[WRITTEN INSTRUCTION] Emit the entire listing verbatim.

.....

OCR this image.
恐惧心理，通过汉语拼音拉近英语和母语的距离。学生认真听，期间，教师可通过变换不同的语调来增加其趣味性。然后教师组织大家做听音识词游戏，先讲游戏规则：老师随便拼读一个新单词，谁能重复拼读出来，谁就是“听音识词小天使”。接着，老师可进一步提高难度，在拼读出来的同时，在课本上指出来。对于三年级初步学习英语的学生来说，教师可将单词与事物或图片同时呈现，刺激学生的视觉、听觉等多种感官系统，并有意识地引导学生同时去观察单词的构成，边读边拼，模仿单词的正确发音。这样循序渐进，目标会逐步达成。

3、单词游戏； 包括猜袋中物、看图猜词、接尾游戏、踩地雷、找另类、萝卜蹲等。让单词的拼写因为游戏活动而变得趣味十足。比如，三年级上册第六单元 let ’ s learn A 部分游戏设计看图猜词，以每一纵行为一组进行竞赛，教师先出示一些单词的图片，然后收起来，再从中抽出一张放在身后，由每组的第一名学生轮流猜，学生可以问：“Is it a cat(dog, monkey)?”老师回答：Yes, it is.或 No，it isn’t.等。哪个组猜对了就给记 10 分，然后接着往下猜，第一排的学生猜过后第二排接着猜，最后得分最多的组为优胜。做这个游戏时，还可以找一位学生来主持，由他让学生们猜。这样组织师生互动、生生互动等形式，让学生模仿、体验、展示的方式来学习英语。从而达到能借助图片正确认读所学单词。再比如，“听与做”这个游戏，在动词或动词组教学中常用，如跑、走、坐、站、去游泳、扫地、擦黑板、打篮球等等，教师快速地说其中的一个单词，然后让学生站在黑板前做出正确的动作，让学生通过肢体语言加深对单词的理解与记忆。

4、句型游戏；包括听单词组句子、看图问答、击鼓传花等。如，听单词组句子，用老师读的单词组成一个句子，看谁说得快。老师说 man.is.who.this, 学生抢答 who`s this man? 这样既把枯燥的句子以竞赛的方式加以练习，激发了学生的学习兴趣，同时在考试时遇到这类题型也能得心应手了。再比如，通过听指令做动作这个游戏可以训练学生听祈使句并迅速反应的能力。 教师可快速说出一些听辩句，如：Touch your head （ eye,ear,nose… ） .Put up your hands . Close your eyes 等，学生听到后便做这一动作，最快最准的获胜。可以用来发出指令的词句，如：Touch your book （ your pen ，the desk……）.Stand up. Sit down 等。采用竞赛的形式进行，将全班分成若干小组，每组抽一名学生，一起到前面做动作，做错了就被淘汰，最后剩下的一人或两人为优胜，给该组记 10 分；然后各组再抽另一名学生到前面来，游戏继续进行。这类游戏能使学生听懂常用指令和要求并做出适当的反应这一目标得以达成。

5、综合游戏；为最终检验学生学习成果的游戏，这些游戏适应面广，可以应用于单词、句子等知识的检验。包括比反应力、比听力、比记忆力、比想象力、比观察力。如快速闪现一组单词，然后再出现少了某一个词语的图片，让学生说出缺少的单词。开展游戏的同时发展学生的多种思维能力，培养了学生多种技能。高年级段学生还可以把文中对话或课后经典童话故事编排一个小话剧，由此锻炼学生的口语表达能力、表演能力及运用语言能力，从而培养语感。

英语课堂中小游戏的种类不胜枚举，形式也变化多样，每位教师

.....

[FINISHED EXERCISE]
OCR this image.
恐惧心理，通过汉语拼音拉近英语和母语的距离。学生认真听，期间，教师可通过变换不同的语调来增加其趣味性。然后教师组织大家做听音识词游戏，先讲游戏规则：老师随便拼读一个新单词，谁能重复拼读出来，谁就是“听音识词小天使”。接着，老师可进一步提高难度，在拼读出来的同时，在课本上指出来。对于三年级初步学习英语的学生来说，教师可将单词与事物或图片同时呈现，刺激学生的视觉、听觉等多种感官系统，并有意识地引导学生同时去观察单词的构成，边读边拼，模仿单词的正确发音。这样循序渐进，目标会逐步达成。

3、单词游戏； 包括猜袋中物、看图猜词、接尾游戏、踩地雷、找另类、萝卜蹲等。让单词的拼写因为游戏活动而变得趣味十足。比如，三年级上册第六单元 let ’ s learn A 部分游戏设计看图猜词，以每一纵行为一组进行竞赛，教师先出示一些单词的图片，然后收起来，再从中抽出一张放在身后，由每组的第一名学生轮流猜，学生可以问：“Is it a cat(dog, monkey)?”老师回答：Yes, it is.或 No，it isn’t.等。哪个组猜对了就给记 10 分，然后接着往下猜，第一排的学生猜过后第二排接着猜，最后得分最多的组为优胜。做这个游戏时，还可以找一位学生来主持，由他让学生们猜。这样组织师生互动、生生互动等形式，让学生模仿、体验、展示的方式来学习英语。从而达到能借助图片正确认读所学单词。再比如，“听与做”这个游戏，在动词或动词组教学中常用，如跑、走、坐、站、去游泳、扫地、擦黑板、打篮球等等，教师快速地说其中的一个单词，然后让学生站在黑板前做出正确的动作，让学生通过肢体语言加深对单词的理解与记忆。

4、句型游戏；包括听单词组句子、看图问答、击鼓传花等。如，听单词组句子，用老师读的单词组成一个句子，看谁说得快。老师说 man.is.who.this, 学生抢答 who`s this man? 这样既把枯燥的句子以竞赛的方式加以练习，激发了学生的学习兴趣，同时在考试时遇到这类题型也能得心应手了。再比如，通过听指令做动作这个游戏可以训练学生听祈使句并迅速反应的能力。 教师可快速说出一些听辩句，如：Touch your head （ eye,ear,nose… ） .Put up your hands . Close your eyes 等，学生听到后便做这一动作，最快最准的获胜。可以用来发出指令的词句，如：Touch your book （ your pen ，the desk……）.Stand up. Sit down 等。采用竞赛的形式进行，将全班分成若干小组，每组抽一名学生，一起到前面做动作，做错了就被淘汰，最后剩下的一人或两人为优胜，给该组记 10 分；然后各组再抽另一名学生到前面来，游戏继续进行。这类游戏能使学生听懂常用指令和要求并做出适当的反应这一目标得以达成。

5、综合游戏；为最终检验学生学习成果的游戏，这些游戏适应面广，可以应用于单词、句子等知识的检验。包括比反应力、比听力、比记忆力、比想象力、比观察力。如快速闪现一组单词，然后再出现少了某一个词语的图片，让学生说出缺少的单词。开展游戏的同时发展学生的多种思维能力，培养了学生多种技能。高年级段学生还可以把文中对话或课后经典童话故事编排一个小话剧，由此锻炼学生的口语表达能力、表演能力及运用语言能力，从而培养语感。

英语课堂中小游戏的种类不胜枚举，形式也变化多样，每位教师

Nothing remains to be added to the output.